▸ **WHAT THE EXERCISE ASKS**:
Show every line that has the string "name" in it.

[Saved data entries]

* * * * * * *

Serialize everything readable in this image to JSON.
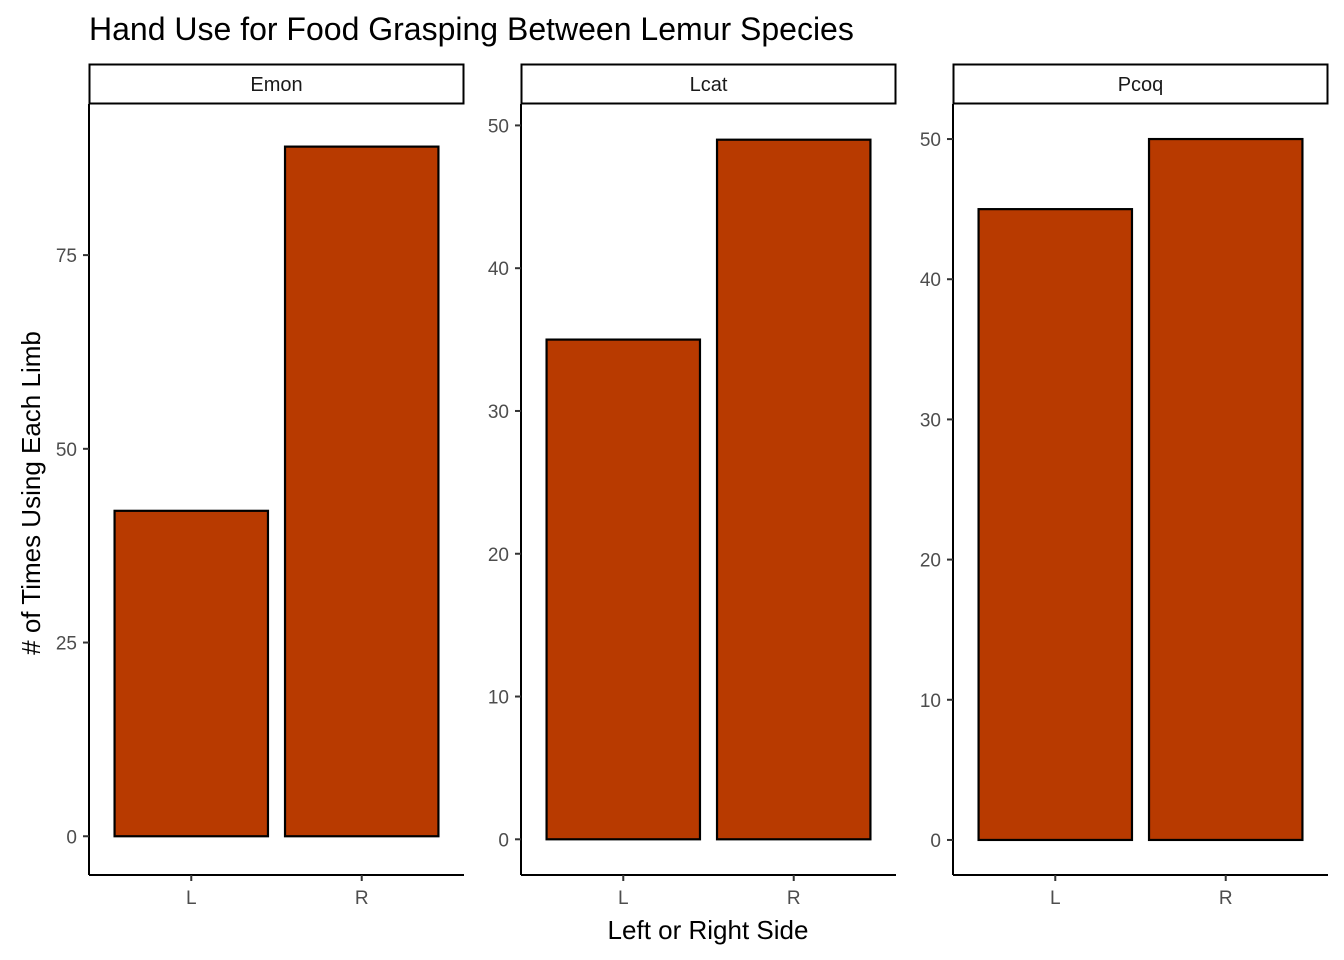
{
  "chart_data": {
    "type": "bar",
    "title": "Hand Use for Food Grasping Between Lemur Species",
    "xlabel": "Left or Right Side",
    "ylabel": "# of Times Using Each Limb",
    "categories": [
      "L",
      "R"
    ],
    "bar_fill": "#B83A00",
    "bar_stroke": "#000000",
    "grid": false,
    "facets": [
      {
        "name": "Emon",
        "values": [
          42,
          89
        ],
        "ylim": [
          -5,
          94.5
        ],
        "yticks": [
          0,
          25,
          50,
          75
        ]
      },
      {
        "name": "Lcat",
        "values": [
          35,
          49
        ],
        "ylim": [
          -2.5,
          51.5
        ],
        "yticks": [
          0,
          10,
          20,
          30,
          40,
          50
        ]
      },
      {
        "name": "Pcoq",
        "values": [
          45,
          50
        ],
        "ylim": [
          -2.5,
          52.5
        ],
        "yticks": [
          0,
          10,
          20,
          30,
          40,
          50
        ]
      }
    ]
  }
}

* * * * * * *

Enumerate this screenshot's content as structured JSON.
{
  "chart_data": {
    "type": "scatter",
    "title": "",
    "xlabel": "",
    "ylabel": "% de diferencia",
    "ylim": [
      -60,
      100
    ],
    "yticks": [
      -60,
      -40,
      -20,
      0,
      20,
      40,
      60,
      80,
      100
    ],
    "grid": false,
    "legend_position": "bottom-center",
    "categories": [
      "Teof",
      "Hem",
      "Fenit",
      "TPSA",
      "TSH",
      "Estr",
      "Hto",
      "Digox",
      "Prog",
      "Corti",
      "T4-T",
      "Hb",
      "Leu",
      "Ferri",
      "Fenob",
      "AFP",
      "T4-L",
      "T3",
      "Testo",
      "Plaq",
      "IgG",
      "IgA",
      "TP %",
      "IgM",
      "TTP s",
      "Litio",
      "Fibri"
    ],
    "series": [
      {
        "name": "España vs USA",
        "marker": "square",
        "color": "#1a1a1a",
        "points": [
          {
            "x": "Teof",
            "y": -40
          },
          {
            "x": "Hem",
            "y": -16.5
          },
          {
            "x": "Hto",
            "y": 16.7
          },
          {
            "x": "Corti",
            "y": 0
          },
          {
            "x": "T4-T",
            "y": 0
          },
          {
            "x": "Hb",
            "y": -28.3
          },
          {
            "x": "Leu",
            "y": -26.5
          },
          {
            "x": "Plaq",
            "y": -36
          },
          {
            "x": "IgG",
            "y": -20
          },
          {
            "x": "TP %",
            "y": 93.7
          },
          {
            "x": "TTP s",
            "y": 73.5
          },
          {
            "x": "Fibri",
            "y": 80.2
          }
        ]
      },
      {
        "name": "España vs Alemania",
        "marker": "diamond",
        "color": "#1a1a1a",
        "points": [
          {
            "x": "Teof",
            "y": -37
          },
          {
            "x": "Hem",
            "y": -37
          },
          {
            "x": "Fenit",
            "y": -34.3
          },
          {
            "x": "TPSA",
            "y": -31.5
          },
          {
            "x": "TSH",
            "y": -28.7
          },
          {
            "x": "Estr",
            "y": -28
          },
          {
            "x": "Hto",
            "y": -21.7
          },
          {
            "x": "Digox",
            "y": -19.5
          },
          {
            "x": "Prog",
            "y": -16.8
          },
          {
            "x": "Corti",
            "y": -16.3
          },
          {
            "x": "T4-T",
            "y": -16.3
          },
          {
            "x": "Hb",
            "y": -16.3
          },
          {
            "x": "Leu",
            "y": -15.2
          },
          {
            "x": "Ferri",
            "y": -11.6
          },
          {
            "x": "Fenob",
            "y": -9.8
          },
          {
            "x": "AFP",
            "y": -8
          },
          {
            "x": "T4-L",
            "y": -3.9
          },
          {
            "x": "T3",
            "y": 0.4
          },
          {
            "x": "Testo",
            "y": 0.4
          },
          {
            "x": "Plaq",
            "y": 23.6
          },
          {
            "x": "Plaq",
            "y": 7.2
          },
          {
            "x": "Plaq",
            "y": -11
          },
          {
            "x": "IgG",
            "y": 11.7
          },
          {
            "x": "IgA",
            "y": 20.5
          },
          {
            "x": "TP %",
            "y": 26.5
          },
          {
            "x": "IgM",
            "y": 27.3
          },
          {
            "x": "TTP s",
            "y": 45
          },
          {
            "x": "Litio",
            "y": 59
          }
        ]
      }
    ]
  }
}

* * * * * * *

▸ **ANSWER IN FULL**:
        "name": "Emon",
        "name": "Lcat",
        "name": "Pcoq",
        "name": "España vs USA",
        "name": "España vs Alemania",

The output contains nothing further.